* **Consignes écrites**:
1. D'après le document source, quel est le rôle d'ELECAM, et dans quel but a-t-il employé le processus biométrique lors des élections sénatoriales ?
2. Recopiez à l'identique le passage du document source qui commence par « Des membres de » et se poursuit jusqu'à « les deux chambres. ».

* **Document source**:

- - - - -

En ce qui a trait au processus électoral, les parlementaires camerounais ont expliqué qu’Élections Cameroun (ELECAM) est chargé d’organiser et d’assurer le bon déroulement des élections. Pour les élections sénatoriales, ELECAM a eu recours au processus biométrique pour la refonte de sa liste électorale.

Des membres de la délégation ont eu l’opportunité d’observer une partie du processus d’inscription à la liste électorale et sont d’avis que l’élection sénatoriale semble s’être déroulée correctement dans l’ensemble.

D.   Rencontre avec M. Victor Yene Ossomba, secrétaire général de l’Assemblée nationale

Durant la rencontre, M. Ossomba a indiqué l’intérêt pour le Cameroun de bénéficier de l’expérience du Canada en matière de bicaméralisme notamment au niveau des échanges entre les deux chambres.

- - - - -

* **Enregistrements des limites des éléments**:
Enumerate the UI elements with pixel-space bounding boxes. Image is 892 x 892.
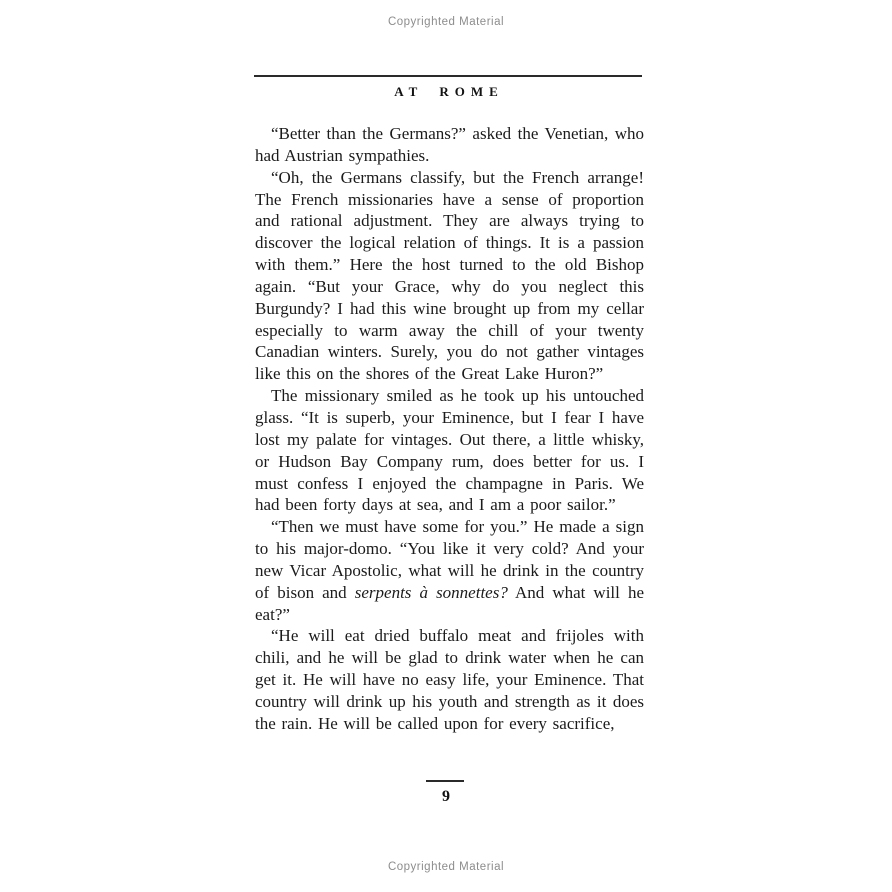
paragraph — [255, 167, 644, 385]
text-run: “Oh, the Germans classify, but the French arrange! The French missionaries have a sense of proportion and rational adjustment. They are always trying to discover the logical relation of things. It is a passion with them.” Here the host turned to the old Bishop again. “But your Grace, why do you neglect this Burgundy? I had this wine brought up from my cellar especially to warm away the chill of your twenty Canadian winters. Surely, you do not gather vintages like this on the shores of the Great Lake Huron?” — [255, 167, 644, 384]
page-number: 9 — [442, 788, 450, 805]
body-text — [255, 123, 644, 735]
text-run: And what will he eat?” — [255, 582, 644, 624]
text-run: “Better than the Germans?” asked the Venetian, who had Austrian sympathies. — [255, 124, 644, 165]
copyright-notice-bottom: Copyrighted Material — [387, 861, 505, 873]
text-run: “Then we must have some for you.” He made a sign to his major-domo. “You like it very cold? And your new Vicar Apostolic, what will he drink in the country of bison and — [255, 517, 644, 602]
chapter-header: AT ROME — [394, 84, 504, 99]
header-rule — [254, 75, 642, 77]
paragraph — [255, 123, 644, 167]
footer-rule — [426, 780, 464, 782]
text-run: “He will eat dried buffalo meat and frijoles with chili, and he will be glad to drink water when he can get it. He will have no easy life, your Eminence. That country will drink up his youth and strength as it does the rain. He will be called upon for every sacrifice, — [255, 626, 644, 733]
paragraph — [255, 625, 644, 734]
italic-run: serpents à sonnettes? — [354, 582, 508, 602]
paragraph — [255, 385, 644, 516]
copyright-notice-top: Copyrighted Material — [387, 16, 505, 28]
paragraph — [255, 516, 644, 625]
text-run: The missionary smiled as he took up his untouched glass. “It is superb, your Eminence, but I fear I have lost my palate for vintages. Out there, a little whisky, or Hudson Bay Company rum, does better for us. I must confess I enjoyed the champagne in Paris. We had been forty days at sea, and I am a poor sailor.” — [255, 386, 644, 515]
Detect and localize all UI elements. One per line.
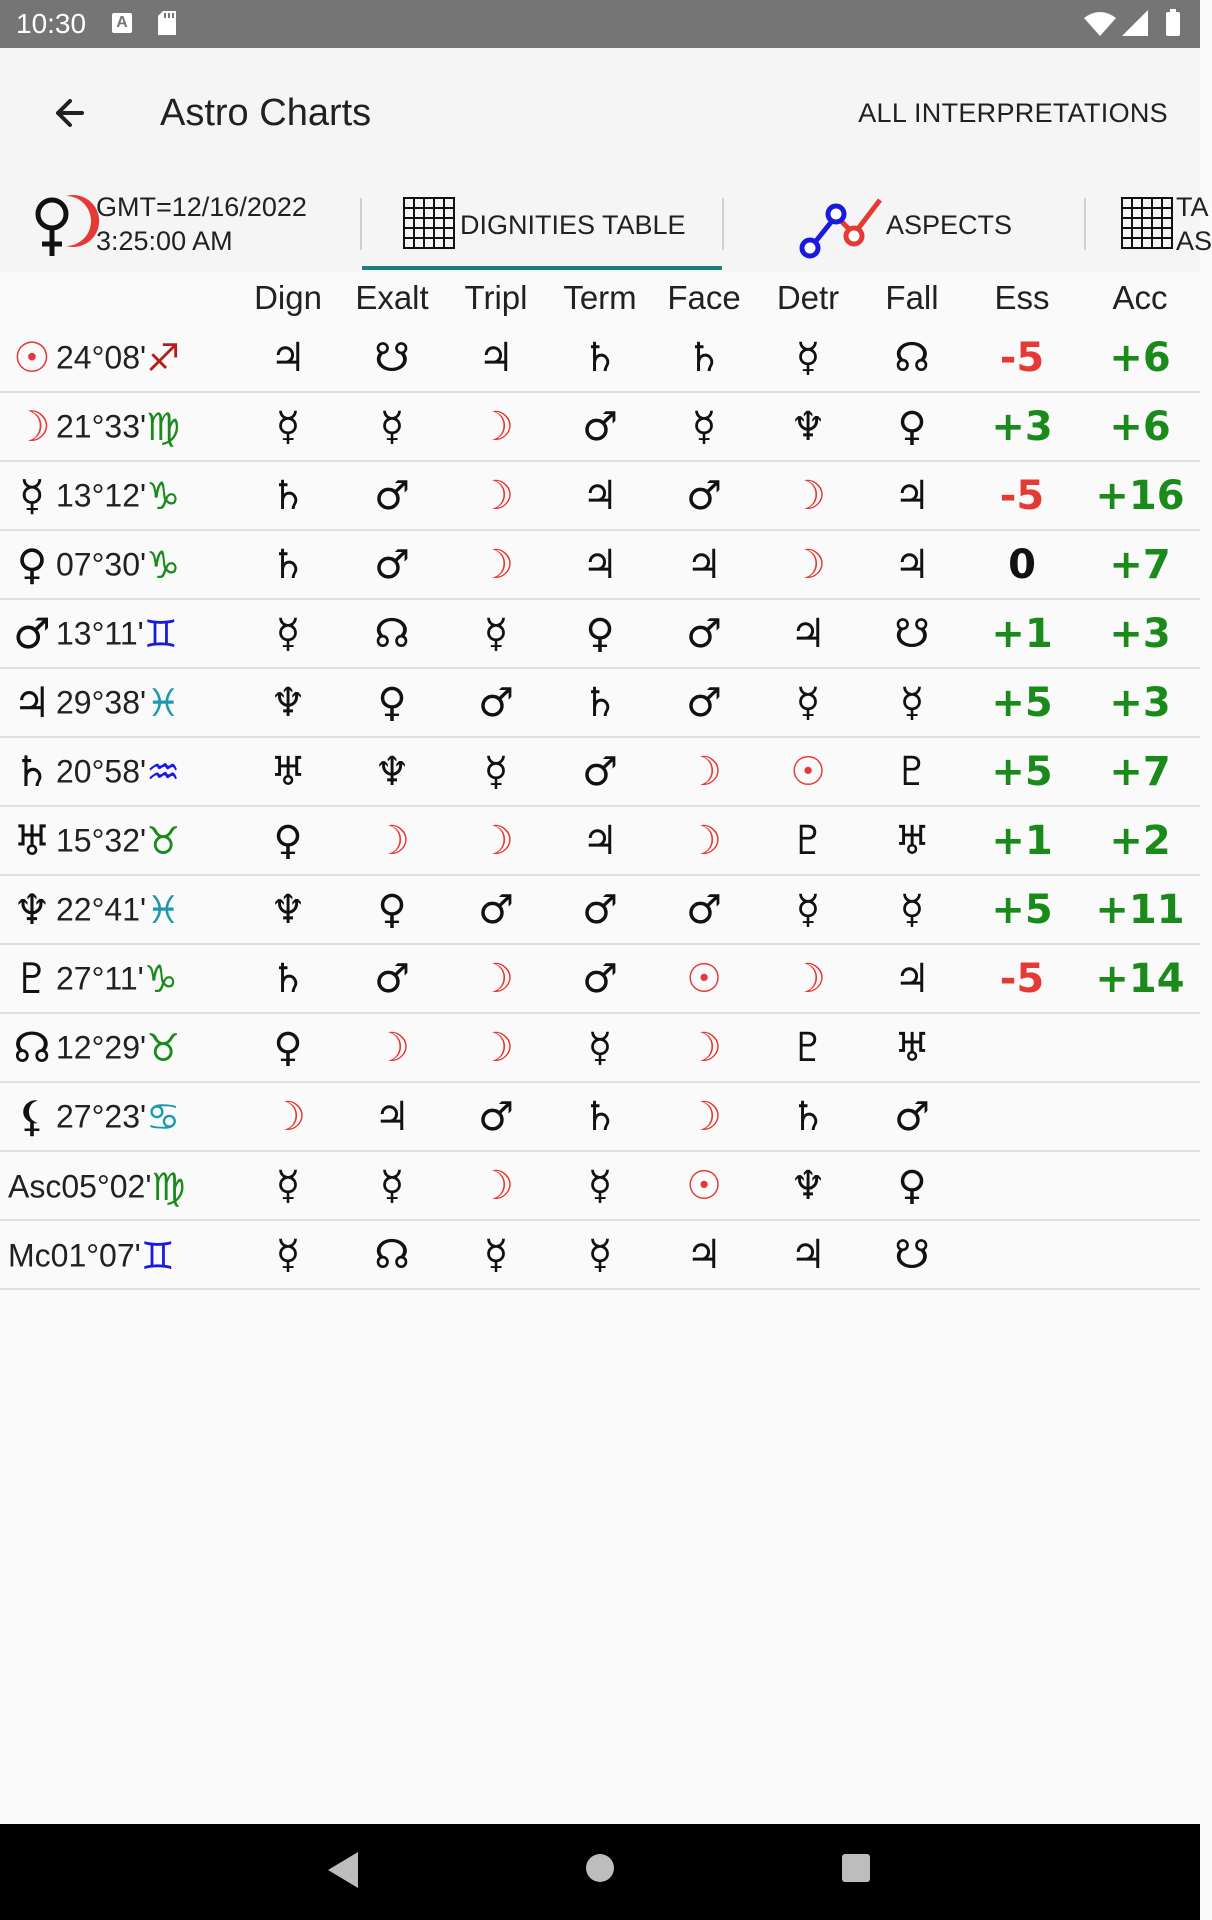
header-fall: Fall — [885, 279, 939, 316]
cell-fall-symbol: ♃ — [860, 530, 964, 599]
nav-back-icon[interactable] — [326, 1850, 360, 1890]
cell-detr-symbol: ☽ — [756, 530, 860, 599]
cell-detr-symbol: ♇ — [756, 1013, 860, 1082]
cell-fall-symbol: ♃ — [860, 461, 964, 530]
cell-ess: +1 — [964, 599, 1080, 668]
cell-exalt-symbol: ♆ — [340, 737, 444, 806]
cell-acc — [1080, 1151, 1200, 1220]
cell-term-symbol: ♂ — [548, 392, 652, 461]
table-row — [0, 944, 1200, 1013]
cell-face-symbol: ♄ — [652, 324, 756, 392]
planet-symbol: ⚸ — [16, 1092, 48, 1142]
cell-ess: +5 — [964, 737, 1080, 806]
cell-exalt-symbol: ☿ — [340, 392, 444, 461]
planet-symbol: ♃ — [13, 678, 51, 728]
planet-cell — [0, 668, 236, 737]
cell-acc: +7 — [1080, 737, 1200, 806]
cell-term-symbol: ♃ — [548, 461, 652, 530]
app-title: Astro Charts — [160, 92, 372, 134]
cell-ess: +5 — [964, 668, 1080, 737]
cell-term-symbol: ☿ — [548, 1013, 652, 1082]
planet-degree: 24°08' — [56, 339, 147, 376]
notification-a-icon: A — [112, 13, 132, 33]
cell-face-symbol: ☉ — [652, 1151, 756, 1220]
cell-detr-symbol: ♃ — [756, 1220, 860, 1289]
header-tripl: Tripl — [464, 279, 528, 316]
table-row — [0, 392, 1200, 461]
table-row — [0, 530, 1200, 599]
cell-ess — [964, 1082, 1080, 1151]
cell-tripl-symbol: ☿ — [444, 737, 548, 806]
table-row — [0, 599, 1200, 668]
cell-exalt-symbol: ♀ — [340, 668, 444, 737]
cell-acc: +14 — [1080, 944, 1200, 1013]
table-row — [0, 461, 1200, 530]
cell-tripl-symbol: ☿ — [444, 1220, 548, 1289]
cell-exalt-symbol: ☽ — [340, 806, 444, 875]
cell-ess: +1 — [964, 806, 1080, 875]
zodiac-sign-icon: ♓ — [146, 680, 181, 725]
cell-face-symbol: ♃ — [652, 1220, 756, 1289]
planet-symbol: ♄ — [13, 747, 51, 797]
tab-dignities-table[interactable] — [362, 178, 722, 272]
cell-tripl-symbol: ☿ — [444, 599, 548, 668]
cell-exalt-symbol: ♂ — [340, 530, 444, 599]
aspects-icon — [798, 192, 882, 258]
cell-fall-symbol: ☿ — [860, 875, 964, 944]
zodiac-sign-icon: ♍ — [146, 404, 181, 449]
cell-face-symbol: ☉ — [652, 944, 756, 1013]
planet-cell — [0, 461, 236, 530]
cell-tripl-symbol: ☽ — [444, 461, 548, 530]
planet-degree: 27°11' — [56, 960, 144, 997]
cell-ess: -5 — [964, 324, 1080, 392]
cell-exalt-symbol: ☊ — [340, 1220, 444, 1289]
cell-acc: +11 — [1080, 875, 1200, 944]
planet-degree: 07°30' — [56, 546, 147, 583]
planet-cell — [0, 599, 236, 668]
header-term: Term — [563, 279, 637, 316]
cell-acc — [1080, 1082, 1200, 1151]
tab-chart-info[interactable] — [0, 178, 360, 272]
planet-symbol: ♅ — [13, 816, 51, 866]
planet-degree: 22°41' — [56, 891, 147, 928]
all-interpretations-button[interactable]: ALL INTERPRETATIONS — [858, 98, 1168, 128]
planet-cell — [0, 324, 236, 392]
cell-detr-symbol: ☿ — [756, 324, 860, 392]
cell-detr-symbol: ♆ — [756, 392, 860, 461]
status-time: 10:30 — [16, 8, 87, 39]
table-row — [0, 1151, 1200, 1220]
cell-dign-symbol: ♆ — [236, 668, 340, 737]
cell-tripl-symbol: ♂ — [444, 1082, 548, 1151]
cell-face-symbol: ☽ — [652, 1082, 756, 1151]
cell-detr-symbol: ♃ — [756, 599, 860, 668]
tab-partial-label-1: TA — [1176, 192, 1209, 222]
cell-exalt-symbol: ☿ — [340, 1151, 444, 1220]
cell-dign-symbol: ♃ — [236, 324, 340, 392]
cell-acc — [1080, 1220, 1200, 1289]
cell-tripl-symbol: ♃ — [444, 324, 548, 392]
zodiac-sign-icon: ♊ — [143, 611, 178, 656]
battery-icon — [1166, 12, 1180, 36]
cell-ess: -5 — [964, 461, 1080, 530]
planet-degree: 21°33' — [56, 408, 147, 445]
cell-ess: +5 — [964, 875, 1080, 944]
cell-dign-symbol: ☿ — [236, 1151, 340, 1220]
back-arrow-icon[interactable] — [44, 88, 104, 138]
cell-dign-symbol: ☿ — [236, 392, 340, 461]
cell-fall-symbol: ♀ — [860, 1151, 964, 1220]
cell-detr-symbol: ☿ — [756, 875, 860, 944]
cell-fall-symbol: ♅ — [860, 806, 964, 875]
cell-face-symbol: ☽ — [652, 1013, 756, 1082]
zodiac-sign-icon: ♑ — [146, 473, 181, 518]
zodiac-sign-icon: ♐ — [146, 335, 181, 380]
zodiac-sign-icon: ♉ — [146, 1025, 181, 1070]
planet-degree: 13°12' — [56, 477, 147, 514]
cell-fall-symbol: ♂ — [860, 1082, 964, 1151]
tab-aspects[interactable] — [724, 178, 1084, 272]
tab-aspects-label: ASPECTS — [886, 210, 1013, 240]
header-detr: Detr — [776, 279, 840, 316]
planet-degree: 12°29' — [56, 1029, 147, 1066]
cell-dign-symbol: ☿ — [236, 1220, 340, 1289]
cell-term-symbol: ♄ — [548, 668, 652, 737]
planet-cell — [0, 530, 236, 599]
cell-ess: +3 — [964, 392, 1080, 461]
cell-tripl-symbol: ♂ — [444, 668, 548, 737]
tab-partial-label-2: AS — [1176, 226, 1212, 256]
cell-detr-symbol: ♇ — [756, 806, 860, 875]
planet-symbol: ♇ — [13, 954, 51, 1004]
cell-face-symbol: ♃ — [652, 530, 756, 599]
planet-cell — [0, 806, 236, 875]
cell-acc: +7 — [1080, 530, 1200, 599]
cell-face-symbol: ♂ — [652, 875, 756, 944]
cell-acc — [1080, 1013, 1200, 1082]
table-row — [0, 806, 1200, 875]
cell-term-symbol: ♂ — [548, 944, 652, 1013]
table-row — [0, 1013, 1200, 1082]
cell-term-symbol: ♂ — [548, 737, 652, 806]
cell-exalt-symbol: ♂ — [340, 944, 444, 1013]
dignities-table — [0, 272, 1200, 1290]
nav-recents-icon[interactable] — [840, 1852, 872, 1884]
cell-face-symbol: ♂ — [652, 668, 756, 737]
zodiac-sign-icon: ♊ — [140, 1234, 175, 1278]
cell-fall-symbol: ♃ — [860, 944, 964, 1013]
sd-card-icon — [158, 11, 176, 35]
planet-symbol: ☿ — [19, 471, 45, 521]
header-dign: Dign — [254, 279, 322, 316]
cell-dign-symbol: ♅ — [236, 737, 340, 806]
planet-degree: 05°02' — [61, 1168, 152, 1205]
table-row — [0, 668, 1200, 737]
zodiac-sign-icon: ♉ — [146, 818, 181, 863]
cell-ess: 0 — [964, 530, 1080, 599]
cell-detr-symbol: ☽ — [756, 461, 860, 530]
planet-cell — [0, 1082, 236, 1151]
zodiac-sign-icon: ♋ — [146, 1094, 181, 1139]
header-planet — [0, 272, 236, 324]
table-row — [0, 1220, 1200, 1289]
venus-moon-icon — [26, 188, 98, 260]
tab-gmt-date: GMT=12/16/2022 — [96, 192, 307, 222]
cell-exalt-symbol: ♃ — [340, 1082, 444, 1151]
planet-symbol: ☊ — [13, 1023, 51, 1073]
planet-cell — [0, 737, 236, 806]
header-exalt: Exalt — [355, 279, 429, 316]
planet-degree: 13°11' — [56, 615, 144, 652]
cell-fall-symbol: ☿ — [860, 668, 964, 737]
cell-exalt-symbol: ☽ — [340, 1013, 444, 1082]
cell-tripl-symbol: ☽ — [444, 1151, 548, 1220]
planet-cell — [0, 1220, 236, 1289]
cell-dign-symbol: ☿ — [236, 599, 340, 668]
system-status-icons — [1082, 8, 1190, 40]
planet-cell — [0, 875, 236, 944]
planet-symbol: ♂ — [13, 609, 51, 659]
table-row — [0, 737, 1200, 806]
cell-fall-symbol: ♅ — [860, 1013, 964, 1082]
table-row — [0, 1082, 1200, 1151]
cell-exalt-symbol: ☊ — [340, 599, 444, 668]
zodiac-sign-icon: ♍ — [151, 1165, 186, 1209]
planet-degree: 01°07' — [50, 1237, 141, 1274]
cell-acc: +6 — [1080, 392, 1200, 461]
cell-exalt-symbol: ♂ — [340, 461, 444, 530]
cell-acc: +3 — [1080, 668, 1200, 737]
planet-symbol: Mc — [8, 1237, 51, 1274]
cell-detr-symbol: ☽ — [756, 944, 860, 1013]
zodiac-sign-icon: ♓ — [146, 887, 181, 932]
cell-acc: +6 — [1080, 324, 1200, 392]
cell-detr-symbol: ☉ — [756, 737, 860, 806]
tab-selected-indicator — [362, 266, 722, 270]
cell-face-symbol: ☿ — [652, 392, 756, 461]
cell-fall-symbol: ☊ — [860, 324, 964, 392]
table-grid-icon — [1120, 196, 1174, 250]
planet-degree: 27°23' — [56, 1098, 147, 1135]
cell-tripl-symbol: ☽ — [444, 1013, 548, 1082]
table-row — [0, 324, 1200, 392]
header-acc: Acc — [1112, 279, 1168, 316]
planet-symbol: ♆ — [13, 885, 51, 935]
planet-degree: 15°32' — [56, 822, 147, 859]
header-face: Face — [667, 279, 741, 316]
planet-cell — [0, 1013, 236, 1082]
cell-term-symbol: ♀ — [548, 599, 652, 668]
navigation-bar — [0, 1824, 1200, 1920]
planet-symbol: ♀ — [16, 540, 48, 590]
cell-exalt-symbol: ☋ — [340, 324, 444, 392]
cell-fall-symbol: ♇ — [860, 737, 964, 806]
cell-tripl-symbol: ☽ — [444, 530, 548, 599]
cell-term-symbol: ☿ — [548, 1220, 652, 1289]
table-row — [0, 875, 1200, 944]
zodiac-sign-icon: ♑ — [143, 956, 178, 1001]
cell-acc: +16 — [1080, 461, 1200, 530]
table-body — [0, 324, 1200, 1289]
planet-cell — [0, 392, 236, 461]
cell-ess: -5 — [964, 944, 1080, 1013]
zodiac-sign-icon: ♑ — [146, 542, 181, 587]
cell-detr-symbol: ♄ — [756, 1082, 860, 1151]
tab-partial[interactable] — [1086, 178, 1212, 272]
cell-detr-symbol: ☿ — [756, 668, 860, 737]
app-bar — [0, 48, 1200, 178]
cell-dign-symbol: ♄ — [236, 461, 340, 530]
cell-acc: +3 — [1080, 599, 1200, 668]
cell-dign-symbol: ♄ — [236, 944, 340, 1013]
cell-dign-symbol: ♀ — [236, 1013, 340, 1082]
cell-ess — [964, 1151, 1080, 1220]
planet-symbol: ☽ — [13, 402, 51, 452]
cell-ess — [964, 1220, 1080, 1289]
cell-face-symbol: ♂ — [652, 599, 756, 668]
table-header-row — [0, 272, 1200, 324]
zodiac-sign-icon: ♒ — [146, 749, 181, 794]
tab-dignities-label: DIGNITIES TABLE — [460, 210, 686, 240]
cell-dign-symbol: ♄ — [236, 530, 340, 599]
cell-tripl-symbol: ☽ — [444, 944, 548, 1013]
cell-face-symbol: ☽ — [652, 806, 756, 875]
status-bar — [0, 0, 1200, 48]
cell-term-symbol: ☿ — [548, 1151, 652, 1220]
planet-symbol: ☉ — [13, 333, 51, 383]
cell-dign-symbol: ♀ — [236, 806, 340, 875]
cell-ess — [964, 1013, 1080, 1082]
header-ess: Ess — [994, 279, 1050, 316]
cell-term-symbol: ♃ — [548, 530, 652, 599]
cell-term-symbol: ♃ — [548, 806, 652, 875]
cell-face-symbol: ♂ — [652, 461, 756, 530]
cell-tripl-symbol: ♂ — [444, 875, 548, 944]
cell-tripl-symbol: ☽ — [444, 392, 548, 461]
cell-acc: +2 — [1080, 806, 1200, 875]
cell-fall-symbol: ☋ — [860, 599, 964, 668]
planet-cell — [0, 1151, 236, 1220]
cell-exalt-symbol: ♀ — [340, 875, 444, 944]
cell-dign-symbol: ♆ — [236, 875, 340, 944]
planet-degree: 20°58' — [56, 753, 147, 790]
planet-degree: 29°38' — [56, 684, 147, 721]
cell-tripl-symbol: ☽ — [444, 806, 548, 875]
planet-symbol: Asc — [8, 1168, 62, 1205]
nav-home-icon[interactable] — [584, 1852, 616, 1884]
tab-gmt-time: 3:25:00 AM — [96, 226, 233, 256]
cell-fall-symbol: ♀ — [860, 392, 964, 461]
table-grid-icon — [402, 196, 456, 250]
planet-cell — [0, 944, 236, 1013]
cell-detr-symbol: ♆ — [756, 1151, 860, 1220]
cell-face-symbol: ☽ — [652, 737, 756, 806]
cell-fall-symbol: ☋ — [860, 1220, 964, 1289]
tab-bar — [0, 178, 1212, 272]
cell-dign-symbol: ☽ — [236, 1082, 340, 1151]
cell-term-symbol: ♂ — [548, 875, 652, 944]
wifi-icon — [1084, 12, 1116, 36]
signal-icon — [1122, 10, 1148, 36]
cell-term-symbol: ♄ — [548, 1082, 652, 1151]
cell-term-symbol: ♄ — [548, 324, 652, 392]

- - - - -

* **Résultats de l'exercice**:
1. ELECAM est chargé d'organiser les élections et d'en assurer le bon déroulement. Pour les élections sénatoriales, il a eu recours au processus biométrique afin de refondre sa liste électorale.

2.
Des membres de la délégation ont eu l’opportunité d’observer une partie du processus d’inscription à la liste électorale et sont d’avis que l’élection sénatoriale semble s’être déroulée correctement dans l’ensemble.

D.   Rencontre avec M. Victor Yene Ossomba, secrétaire général de l’Assemblée nationale

Durant la rencontre, M. Ossomba a indiqué l’intérêt pour le Cameroun de bénéficier de l’expérience du Canada en matière de bicaméralisme notamment au niveau des échanges entre les deux chambres.